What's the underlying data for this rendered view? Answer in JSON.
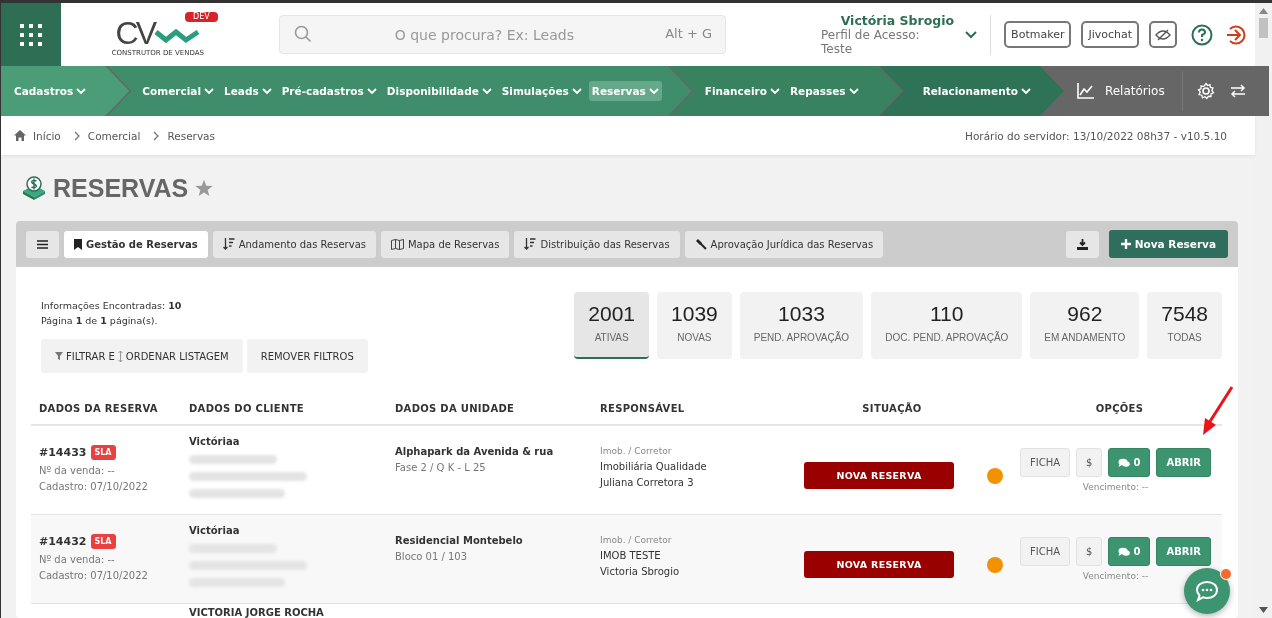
{
  "logo": {
    "mark": "CV",
    "badge": "DEV",
    "tagline": "CONSTRUTOR DE VENDAS"
  },
  "search": {
    "placeholder": "O que procura? Ex: Leads",
    "shortcut": "Alt + G"
  },
  "user": {
    "name": "Victória Sbrogio",
    "profile": "Perfil de Acesso: Teste"
  },
  "header_buttons": [
    "Botmaker",
    "Jivochat"
  ],
  "nav": {
    "segments": [
      {
        "items": [
          {
            "label": "Cadastros",
            "selected": false
          }
        ]
      },
      {
        "items": [
          {
            "label": "Comercial",
            "selected": false
          },
          {
            "label": "Leads",
            "selected": false
          },
          {
            "label": "Pré-cadastros",
            "selected": false
          },
          {
            "label": "Disponibilidade",
            "selected": false
          },
          {
            "label": "Simulações",
            "selected": false
          },
          {
            "label": "Reservas",
            "selected": true
          }
        ]
      },
      {
        "items": [
          {
            "label": "Financeiro",
            "selected": false
          },
          {
            "label": "Repasses",
            "selected": false
          }
        ]
      },
      {
        "items": [
          {
            "label": "Relacionamento",
            "selected": false
          }
        ]
      }
    ],
    "reports": "Relatórios"
  },
  "breadcrumb": [
    "Início",
    "Comercial",
    "Reservas"
  ],
  "server_time": "Horário do servidor: 13/10/2022 08h37 - v10.5.10",
  "page_title": "RESERVAS",
  "tabs": [
    {
      "label": "Gestão de Reservas",
      "selected": true
    },
    {
      "label": "Andamento das Reservas",
      "selected": false
    },
    {
      "label": "Mapa de Reservas",
      "selected": false
    },
    {
      "label": "Distribuição das Reservas",
      "selected": false
    },
    {
      "label": "Aprovação Jurídica das Reservas",
      "selected": false
    }
  ],
  "new_button": "Nova Reserva",
  "info": {
    "found": "Informações Encontradas: **10**",
    "page": "Página **1** de **1** página(s)."
  },
  "filter_buttons": [
    "FILTRAR E",
    "ORDENAR LISTAGEM",
    "REMOVER FILTROS"
  ],
  "stats": [
    {
      "value": "2001",
      "label": "ATIVAS",
      "selected": true
    },
    {
      "value": "1039",
      "label": "NOVAS",
      "selected": false
    },
    {
      "value": "1033",
      "label": "PEND. APROVAÇÃO",
      "selected": false
    },
    {
      "value": "110",
      "label": "DOC. PEND. APROVAÇÃO",
      "selected": false
    },
    {
      "value": "962",
      "label": "EM ANDAMENTO",
      "selected": false
    },
    {
      "value": "7548",
      "label": "TODAS",
      "selected": false
    }
  ],
  "table": {
    "columns": [
      "DADOS DA RESERVA",
      "DADOS DO CLIENTE",
      "DADOS DA UNIDADE",
      "RESPONSÁVEL",
      "SITUAÇÃO",
      "OPÇÕES"
    ],
    "rows": [
      {
        "id": "#14433",
        "badge": "SLA",
        "sale": "Nº da venda: --",
        "date": "Cadastro: 07/10/2022",
        "client": "Victóriaa",
        "unit": "Alphapark da Avenida & rua",
        "unit_detail": "Fase 2 / Q K - L 25",
        "role": "Imob. / Corretor",
        "agency": "Imobiliária Qualidade",
        "broker": "Juliana Corretora 3",
        "status": "NOVA RESERVA",
        "buttons": [
          "FICHA",
          "$",
          "0",
          "ABRIR"
        ],
        "due": "Vencimento: --"
      },
      {
        "id": "#14432",
        "badge": "SLA",
        "sale": "Nº da venda: --",
        "date": "Cadastro: 07/10/2022",
        "client": "Victóriaa",
        "unit": "Residencial Montebelo",
        "unit_detail": "Bloco 01 / 103",
        "role": "Imob. / Corretor",
        "agency": "IMOB TESTE",
        "broker": "Victoria Sbrogio",
        "status": "NOVA RESERVA",
        "buttons": [
          "FICHA",
          "$",
          "0",
          "ABRIR"
        ],
        "due": "Vencimento: --"
      },
      {
        "client": "VICTORIA JORGE ROCHA"
      }
    ]
  }
}
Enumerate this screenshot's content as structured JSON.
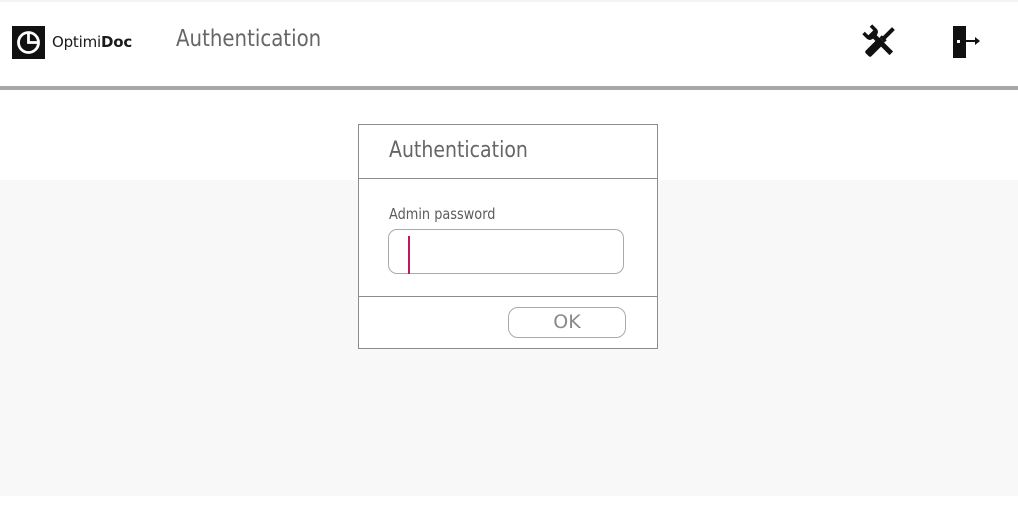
{
  "header": {
    "logo_text_regular": "Optimi",
    "logo_text_bold": "Doc",
    "title": "Authentication",
    "tools_icon": "tools-icon",
    "exit_icon": "exit-door-icon"
  },
  "dialog": {
    "title": "Authentication",
    "field_label": "Admin password",
    "password_value": "",
    "ok_label": "OK"
  },
  "colors": {
    "accent_caret": "#c2185b",
    "header_rule": "#a8a8a8",
    "content_background": "#f8f8f8",
    "text_gray": "#666666"
  }
}
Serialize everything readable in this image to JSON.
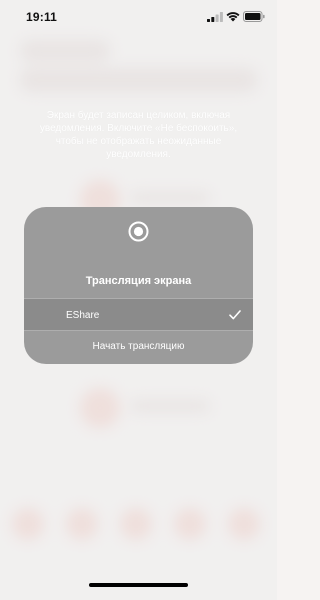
{
  "status_bar": {
    "time": "19:11"
  },
  "notice": {
    "text": "Экран будет записан целиком, включая уведомления. Включите «Не беспокоить», чтобы не отображать неожиданные уведомления."
  },
  "broadcast_panel": {
    "title": "Трансляция экрана",
    "selected_device": "EShare",
    "start_label": "Начать трансляцию"
  },
  "icons": [
    "signal-icon",
    "wifi-icon",
    "battery-icon",
    "record-icon",
    "checkmark-icon"
  ],
  "colors": {
    "panel": "#9b9b9b",
    "selected_row": "#8b8b8b",
    "text": "#ffffff"
  }
}
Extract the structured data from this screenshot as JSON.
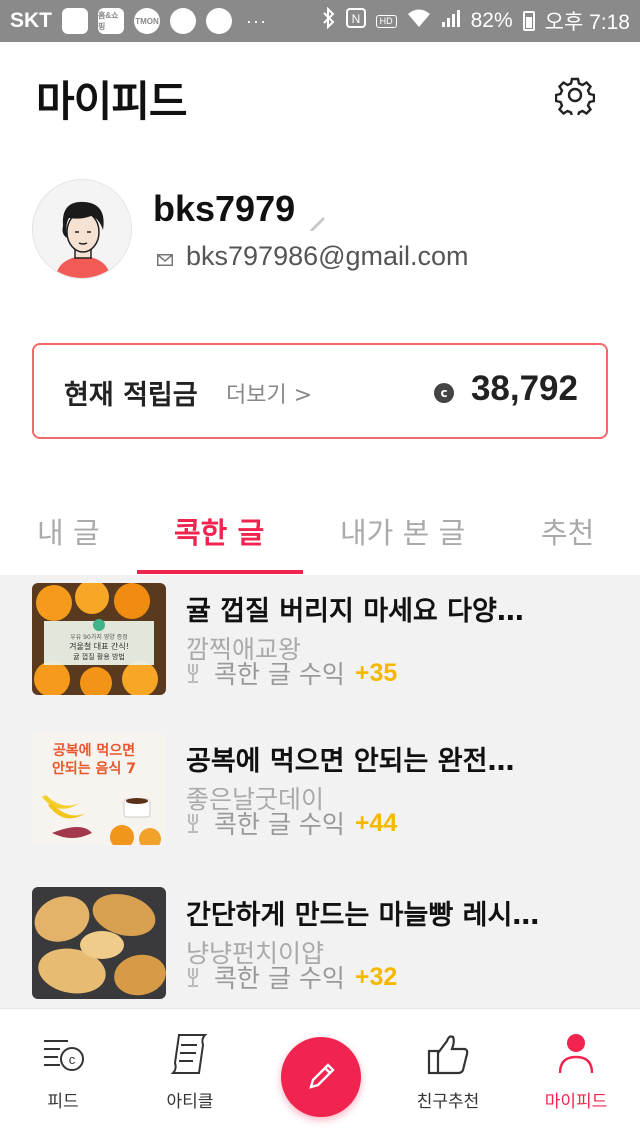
{
  "status_bar": {
    "carrier": "SKT",
    "app_icons": [
      "gallery-icon",
      "nongshim-icon",
      "tmon-icon",
      "chat-icon",
      "message-icon"
    ],
    "app_icon_labels": [
      "",
      "홈&쇼핑",
      "TMON",
      "",
      ""
    ],
    "more": "···",
    "hd_voice": "HD",
    "battery_percent": "82%",
    "time": "오후 7:18"
  },
  "header": {
    "title": "마이피드",
    "settings_icon": "gear-icon"
  },
  "profile": {
    "username": "bks7979",
    "email": "bks797986@gmail.com"
  },
  "points": {
    "label": "현재 적립금",
    "more_link": "더보기 >",
    "coin_symbol": "c",
    "value": "38,792"
  },
  "tabs": [
    {
      "label": "내 글",
      "active": false
    },
    {
      "label": "콕한 글",
      "active": true
    },
    {
      "label": "내가 본 글",
      "active": false
    },
    {
      "label": "추천",
      "active": false
    }
  ],
  "articles": [
    {
      "title": "귤 껍질 버리지 마세요 다양…",
      "author": "깜찍애교왕",
      "stat_label": "콕한 글  수익",
      "earnings": "+35",
      "thumb": "tangerine-thumbnail"
    },
    {
      "title": "공복에 먹으면 안되는 완전…",
      "author": "좋은날굿데이",
      "stat_label": "콕한 글  수익",
      "earnings": "+44",
      "thumb": "empty-stomach-food-thumbnail"
    },
    {
      "title": "간단하게 만드는 마늘빵 레시…",
      "author": "냥냥펀치이얍",
      "stat_label": "콕한 글  수익",
      "earnings": "+32",
      "thumb": "garlic-bread-thumbnail"
    }
  ],
  "thumb_text": {
    "first_caption_line1": "우유 90가지 영양 증정",
    "first_caption_line2": "겨울철 대표 간식!",
    "first_caption_line3": "귤 껍질 활용 방법",
    "second_line1": "공복에 먹으면",
    "second_line2": "안되는 음식 7"
  },
  "bottom_nav": [
    {
      "label": "피드",
      "icon": "feed-icon",
      "active": false
    },
    {
      "label": "아티클",
      "icon": "article-icon",
      "active": false
    },
    {
      "label": "",
      "icon": "pencil-icon",
      "active": false
    },
    {
      "label": "친구추천",
      "icon": "thumbs-up-icon",
      "active": false
    },
    {
      "label": "마이피드",
      "icon": "person-icon",
      "active": true
    }
  ],
  "colors": {
    "accent": "#f0244f",
    "earnings": "#f5b800",
    "card_border": "#f26a6a"
  }
}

::::

■ **WHAT IS ASKED**
Reproduce every line from the entries that holds the word "agency".

■ **SOLVED PROBLEM**
        "agency": "Imobiliária Qualidade",
        "agency": "IMOB TESTE",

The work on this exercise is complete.